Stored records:
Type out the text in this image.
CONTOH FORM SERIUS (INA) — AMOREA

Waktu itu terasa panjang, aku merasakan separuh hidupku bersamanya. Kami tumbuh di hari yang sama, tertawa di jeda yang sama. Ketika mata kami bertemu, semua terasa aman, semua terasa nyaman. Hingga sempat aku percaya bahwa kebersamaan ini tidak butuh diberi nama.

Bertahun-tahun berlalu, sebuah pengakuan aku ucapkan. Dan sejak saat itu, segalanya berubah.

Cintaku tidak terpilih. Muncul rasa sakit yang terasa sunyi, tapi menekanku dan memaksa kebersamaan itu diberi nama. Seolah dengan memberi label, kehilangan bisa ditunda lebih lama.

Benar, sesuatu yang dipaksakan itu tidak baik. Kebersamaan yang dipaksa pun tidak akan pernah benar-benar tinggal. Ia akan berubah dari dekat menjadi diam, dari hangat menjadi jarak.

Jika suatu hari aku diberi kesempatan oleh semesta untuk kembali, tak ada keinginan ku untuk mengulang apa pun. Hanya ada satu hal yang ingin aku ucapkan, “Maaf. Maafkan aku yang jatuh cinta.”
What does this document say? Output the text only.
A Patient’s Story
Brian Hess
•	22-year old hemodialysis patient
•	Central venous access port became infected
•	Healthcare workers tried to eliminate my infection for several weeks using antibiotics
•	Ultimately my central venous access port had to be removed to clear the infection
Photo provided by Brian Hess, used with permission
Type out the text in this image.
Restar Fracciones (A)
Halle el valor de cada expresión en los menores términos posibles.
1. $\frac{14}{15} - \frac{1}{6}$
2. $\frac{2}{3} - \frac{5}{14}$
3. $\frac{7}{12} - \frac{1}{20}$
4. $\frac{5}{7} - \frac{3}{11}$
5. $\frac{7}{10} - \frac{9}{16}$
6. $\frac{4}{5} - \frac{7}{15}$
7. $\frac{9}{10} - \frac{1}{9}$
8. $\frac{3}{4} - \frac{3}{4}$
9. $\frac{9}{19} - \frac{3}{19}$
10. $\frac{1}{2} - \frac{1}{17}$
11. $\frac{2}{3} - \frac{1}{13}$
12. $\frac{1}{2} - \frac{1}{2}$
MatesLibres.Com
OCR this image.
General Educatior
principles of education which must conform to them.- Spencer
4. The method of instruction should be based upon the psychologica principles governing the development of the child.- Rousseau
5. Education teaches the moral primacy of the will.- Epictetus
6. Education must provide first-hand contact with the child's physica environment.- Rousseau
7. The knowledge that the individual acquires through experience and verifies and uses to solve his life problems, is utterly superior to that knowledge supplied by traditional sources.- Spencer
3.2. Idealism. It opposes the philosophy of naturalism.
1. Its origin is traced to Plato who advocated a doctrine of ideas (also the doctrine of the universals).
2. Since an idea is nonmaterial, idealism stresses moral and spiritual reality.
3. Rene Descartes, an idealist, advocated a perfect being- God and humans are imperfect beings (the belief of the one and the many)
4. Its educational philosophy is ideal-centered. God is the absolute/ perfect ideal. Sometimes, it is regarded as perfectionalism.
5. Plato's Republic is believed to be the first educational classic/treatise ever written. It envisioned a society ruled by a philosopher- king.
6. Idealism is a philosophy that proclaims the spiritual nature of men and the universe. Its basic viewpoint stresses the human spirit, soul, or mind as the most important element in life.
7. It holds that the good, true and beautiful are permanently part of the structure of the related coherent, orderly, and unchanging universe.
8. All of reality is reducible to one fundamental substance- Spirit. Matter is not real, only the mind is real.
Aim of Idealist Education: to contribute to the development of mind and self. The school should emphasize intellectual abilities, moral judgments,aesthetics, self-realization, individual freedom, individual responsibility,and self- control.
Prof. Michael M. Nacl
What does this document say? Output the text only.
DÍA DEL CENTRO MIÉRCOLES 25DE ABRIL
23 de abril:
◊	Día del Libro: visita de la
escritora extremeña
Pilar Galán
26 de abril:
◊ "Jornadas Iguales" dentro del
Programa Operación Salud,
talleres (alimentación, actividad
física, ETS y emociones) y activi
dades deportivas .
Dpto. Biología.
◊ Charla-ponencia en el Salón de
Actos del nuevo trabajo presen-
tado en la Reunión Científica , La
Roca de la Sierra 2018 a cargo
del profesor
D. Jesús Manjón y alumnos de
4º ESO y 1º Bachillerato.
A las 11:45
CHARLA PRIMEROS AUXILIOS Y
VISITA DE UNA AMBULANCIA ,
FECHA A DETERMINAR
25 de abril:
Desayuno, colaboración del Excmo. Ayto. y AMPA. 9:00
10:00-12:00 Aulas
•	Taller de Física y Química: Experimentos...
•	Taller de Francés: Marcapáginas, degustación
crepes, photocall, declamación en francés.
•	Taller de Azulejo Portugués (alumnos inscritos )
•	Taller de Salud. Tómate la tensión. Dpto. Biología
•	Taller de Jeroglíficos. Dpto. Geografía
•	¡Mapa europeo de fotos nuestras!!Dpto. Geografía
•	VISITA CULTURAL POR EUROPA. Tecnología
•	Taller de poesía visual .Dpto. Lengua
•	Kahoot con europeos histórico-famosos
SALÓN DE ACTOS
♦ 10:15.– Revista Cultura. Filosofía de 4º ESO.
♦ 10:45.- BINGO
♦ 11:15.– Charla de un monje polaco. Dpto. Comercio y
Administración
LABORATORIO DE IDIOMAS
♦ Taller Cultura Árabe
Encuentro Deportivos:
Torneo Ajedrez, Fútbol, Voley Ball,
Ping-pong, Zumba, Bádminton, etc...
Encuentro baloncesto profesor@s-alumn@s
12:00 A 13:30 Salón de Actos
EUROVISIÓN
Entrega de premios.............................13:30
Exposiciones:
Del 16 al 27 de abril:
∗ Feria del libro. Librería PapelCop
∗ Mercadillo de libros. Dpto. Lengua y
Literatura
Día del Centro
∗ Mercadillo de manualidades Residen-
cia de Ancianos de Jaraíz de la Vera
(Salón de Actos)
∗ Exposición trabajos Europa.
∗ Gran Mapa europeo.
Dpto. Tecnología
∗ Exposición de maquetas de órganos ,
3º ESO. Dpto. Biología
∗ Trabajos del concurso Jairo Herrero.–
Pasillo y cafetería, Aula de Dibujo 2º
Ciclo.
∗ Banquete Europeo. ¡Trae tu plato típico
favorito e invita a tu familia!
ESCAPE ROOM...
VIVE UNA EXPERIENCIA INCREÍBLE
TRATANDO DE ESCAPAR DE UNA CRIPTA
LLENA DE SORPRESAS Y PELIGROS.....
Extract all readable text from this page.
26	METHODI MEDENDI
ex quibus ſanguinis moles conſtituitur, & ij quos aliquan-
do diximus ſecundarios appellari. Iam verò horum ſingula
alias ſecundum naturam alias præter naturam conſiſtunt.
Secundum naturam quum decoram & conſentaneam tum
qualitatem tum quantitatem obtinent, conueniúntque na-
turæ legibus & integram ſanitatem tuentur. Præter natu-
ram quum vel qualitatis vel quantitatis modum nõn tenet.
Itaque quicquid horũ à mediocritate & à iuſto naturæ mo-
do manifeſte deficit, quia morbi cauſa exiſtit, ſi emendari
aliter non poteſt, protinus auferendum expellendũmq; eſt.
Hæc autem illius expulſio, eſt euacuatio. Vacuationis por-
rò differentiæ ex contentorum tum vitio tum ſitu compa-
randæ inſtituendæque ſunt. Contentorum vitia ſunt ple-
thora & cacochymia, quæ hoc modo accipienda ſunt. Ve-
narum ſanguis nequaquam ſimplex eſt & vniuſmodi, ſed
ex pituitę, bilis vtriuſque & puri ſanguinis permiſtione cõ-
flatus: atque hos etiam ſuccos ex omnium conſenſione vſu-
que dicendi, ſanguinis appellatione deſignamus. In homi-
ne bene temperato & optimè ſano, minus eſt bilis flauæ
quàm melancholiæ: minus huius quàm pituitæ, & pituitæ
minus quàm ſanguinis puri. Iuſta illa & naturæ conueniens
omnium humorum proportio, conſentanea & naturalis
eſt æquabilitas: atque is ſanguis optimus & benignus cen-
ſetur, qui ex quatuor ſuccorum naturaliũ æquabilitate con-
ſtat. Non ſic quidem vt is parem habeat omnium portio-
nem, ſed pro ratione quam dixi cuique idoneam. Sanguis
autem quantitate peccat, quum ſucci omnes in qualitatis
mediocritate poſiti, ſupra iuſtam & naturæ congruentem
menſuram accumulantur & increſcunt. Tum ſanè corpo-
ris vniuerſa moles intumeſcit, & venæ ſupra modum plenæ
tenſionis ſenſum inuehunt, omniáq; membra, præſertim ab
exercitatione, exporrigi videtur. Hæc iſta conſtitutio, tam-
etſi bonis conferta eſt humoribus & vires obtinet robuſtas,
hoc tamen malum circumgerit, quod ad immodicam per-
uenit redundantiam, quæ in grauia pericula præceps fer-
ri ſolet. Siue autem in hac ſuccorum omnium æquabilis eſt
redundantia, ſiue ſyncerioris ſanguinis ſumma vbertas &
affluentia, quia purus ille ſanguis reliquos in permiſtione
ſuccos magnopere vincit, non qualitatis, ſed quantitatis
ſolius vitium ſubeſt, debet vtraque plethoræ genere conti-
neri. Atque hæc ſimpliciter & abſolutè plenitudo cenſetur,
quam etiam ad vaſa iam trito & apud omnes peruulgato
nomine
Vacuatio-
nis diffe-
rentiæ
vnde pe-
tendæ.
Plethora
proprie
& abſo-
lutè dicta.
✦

Problem to work on. Report the number of lines containing the string "naturam" and add nothing to it.

Full solution. 2